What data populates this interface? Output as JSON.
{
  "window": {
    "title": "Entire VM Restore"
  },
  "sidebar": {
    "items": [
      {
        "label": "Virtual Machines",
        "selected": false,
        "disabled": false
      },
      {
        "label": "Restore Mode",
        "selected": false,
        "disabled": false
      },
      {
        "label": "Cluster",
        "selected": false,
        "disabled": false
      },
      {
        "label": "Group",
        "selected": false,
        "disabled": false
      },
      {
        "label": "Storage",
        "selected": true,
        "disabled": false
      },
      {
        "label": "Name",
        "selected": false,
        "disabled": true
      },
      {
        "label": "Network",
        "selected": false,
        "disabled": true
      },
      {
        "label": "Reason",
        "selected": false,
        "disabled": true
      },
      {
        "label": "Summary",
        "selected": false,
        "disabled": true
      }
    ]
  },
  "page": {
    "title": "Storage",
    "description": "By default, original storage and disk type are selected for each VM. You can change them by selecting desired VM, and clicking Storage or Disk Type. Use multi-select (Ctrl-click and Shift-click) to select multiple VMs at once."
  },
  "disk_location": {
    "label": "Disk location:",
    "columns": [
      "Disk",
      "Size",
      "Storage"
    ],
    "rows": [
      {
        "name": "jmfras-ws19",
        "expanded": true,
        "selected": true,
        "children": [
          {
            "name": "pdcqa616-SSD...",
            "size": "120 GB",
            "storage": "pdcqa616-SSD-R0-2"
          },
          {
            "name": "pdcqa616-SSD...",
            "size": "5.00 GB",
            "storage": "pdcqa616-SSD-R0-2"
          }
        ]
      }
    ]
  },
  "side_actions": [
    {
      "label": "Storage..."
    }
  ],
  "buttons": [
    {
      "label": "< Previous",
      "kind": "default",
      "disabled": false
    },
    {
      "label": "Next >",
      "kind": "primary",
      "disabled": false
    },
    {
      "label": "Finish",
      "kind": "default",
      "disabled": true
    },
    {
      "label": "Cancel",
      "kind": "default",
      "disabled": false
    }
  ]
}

==============================

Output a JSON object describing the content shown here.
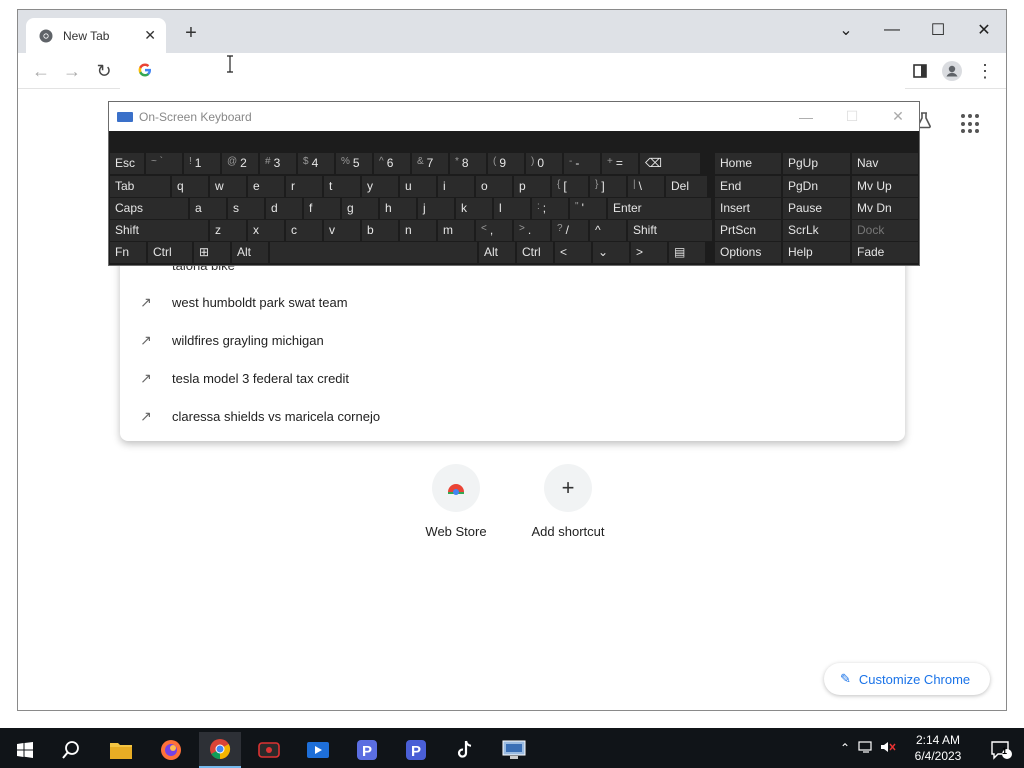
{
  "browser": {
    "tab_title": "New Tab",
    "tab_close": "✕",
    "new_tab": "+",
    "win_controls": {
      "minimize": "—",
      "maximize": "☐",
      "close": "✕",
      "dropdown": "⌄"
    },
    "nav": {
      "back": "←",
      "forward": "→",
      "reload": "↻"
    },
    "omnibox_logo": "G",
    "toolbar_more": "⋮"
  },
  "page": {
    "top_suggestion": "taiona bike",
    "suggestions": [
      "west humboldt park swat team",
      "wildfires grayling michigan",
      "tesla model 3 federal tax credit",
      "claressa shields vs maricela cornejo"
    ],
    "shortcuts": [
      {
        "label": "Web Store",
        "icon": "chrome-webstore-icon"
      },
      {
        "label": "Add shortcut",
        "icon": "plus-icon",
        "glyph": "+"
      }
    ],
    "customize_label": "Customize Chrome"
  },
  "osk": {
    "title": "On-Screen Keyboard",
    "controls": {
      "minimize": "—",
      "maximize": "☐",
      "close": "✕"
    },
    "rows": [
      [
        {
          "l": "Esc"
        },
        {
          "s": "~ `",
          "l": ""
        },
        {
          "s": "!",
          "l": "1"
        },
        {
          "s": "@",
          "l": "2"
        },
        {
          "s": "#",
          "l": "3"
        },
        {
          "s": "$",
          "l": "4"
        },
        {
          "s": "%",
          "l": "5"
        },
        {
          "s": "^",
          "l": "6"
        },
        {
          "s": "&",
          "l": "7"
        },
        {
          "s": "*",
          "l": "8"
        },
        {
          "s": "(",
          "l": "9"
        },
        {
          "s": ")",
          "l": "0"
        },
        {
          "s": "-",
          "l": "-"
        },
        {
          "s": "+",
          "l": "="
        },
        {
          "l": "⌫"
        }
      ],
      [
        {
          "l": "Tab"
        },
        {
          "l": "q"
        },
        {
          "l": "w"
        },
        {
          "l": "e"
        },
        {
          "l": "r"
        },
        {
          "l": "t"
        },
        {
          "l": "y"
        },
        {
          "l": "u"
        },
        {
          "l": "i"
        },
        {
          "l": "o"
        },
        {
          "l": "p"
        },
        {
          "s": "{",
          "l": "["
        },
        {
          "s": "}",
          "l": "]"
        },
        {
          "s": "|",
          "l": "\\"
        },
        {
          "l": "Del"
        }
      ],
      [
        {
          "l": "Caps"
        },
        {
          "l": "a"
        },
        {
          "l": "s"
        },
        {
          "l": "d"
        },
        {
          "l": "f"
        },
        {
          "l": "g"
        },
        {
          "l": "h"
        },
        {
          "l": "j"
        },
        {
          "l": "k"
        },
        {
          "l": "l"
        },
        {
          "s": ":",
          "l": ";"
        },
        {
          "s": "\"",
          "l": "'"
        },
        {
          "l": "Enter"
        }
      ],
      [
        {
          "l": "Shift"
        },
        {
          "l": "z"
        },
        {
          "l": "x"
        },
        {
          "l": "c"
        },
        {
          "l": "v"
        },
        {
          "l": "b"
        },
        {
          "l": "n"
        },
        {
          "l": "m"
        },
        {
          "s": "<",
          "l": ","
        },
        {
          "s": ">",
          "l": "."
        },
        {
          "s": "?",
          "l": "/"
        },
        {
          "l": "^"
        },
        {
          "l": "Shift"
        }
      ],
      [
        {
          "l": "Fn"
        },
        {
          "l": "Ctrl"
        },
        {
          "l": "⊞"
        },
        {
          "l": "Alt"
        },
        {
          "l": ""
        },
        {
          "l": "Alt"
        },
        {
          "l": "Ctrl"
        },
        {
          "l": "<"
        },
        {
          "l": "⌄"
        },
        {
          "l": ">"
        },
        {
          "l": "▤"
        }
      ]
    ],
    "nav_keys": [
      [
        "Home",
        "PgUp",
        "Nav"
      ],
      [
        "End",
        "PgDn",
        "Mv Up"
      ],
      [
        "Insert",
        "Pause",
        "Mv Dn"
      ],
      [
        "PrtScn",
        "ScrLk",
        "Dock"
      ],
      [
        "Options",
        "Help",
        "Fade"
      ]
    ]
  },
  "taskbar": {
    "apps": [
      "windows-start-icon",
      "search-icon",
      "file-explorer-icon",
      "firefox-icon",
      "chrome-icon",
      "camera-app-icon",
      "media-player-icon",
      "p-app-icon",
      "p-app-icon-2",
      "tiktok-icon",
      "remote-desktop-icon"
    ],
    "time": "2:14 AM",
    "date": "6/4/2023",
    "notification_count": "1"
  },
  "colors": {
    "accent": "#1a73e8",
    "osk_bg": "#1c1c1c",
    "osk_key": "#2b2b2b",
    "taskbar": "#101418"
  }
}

==============================

_SHORT PROBLEM_
From the data above, gather every line that includes the word "JSON".

_OUTPUT FOR THIS EXERCISE_
What data populates this interface? Output as JSON.
Output a JSON object describing the content shown here.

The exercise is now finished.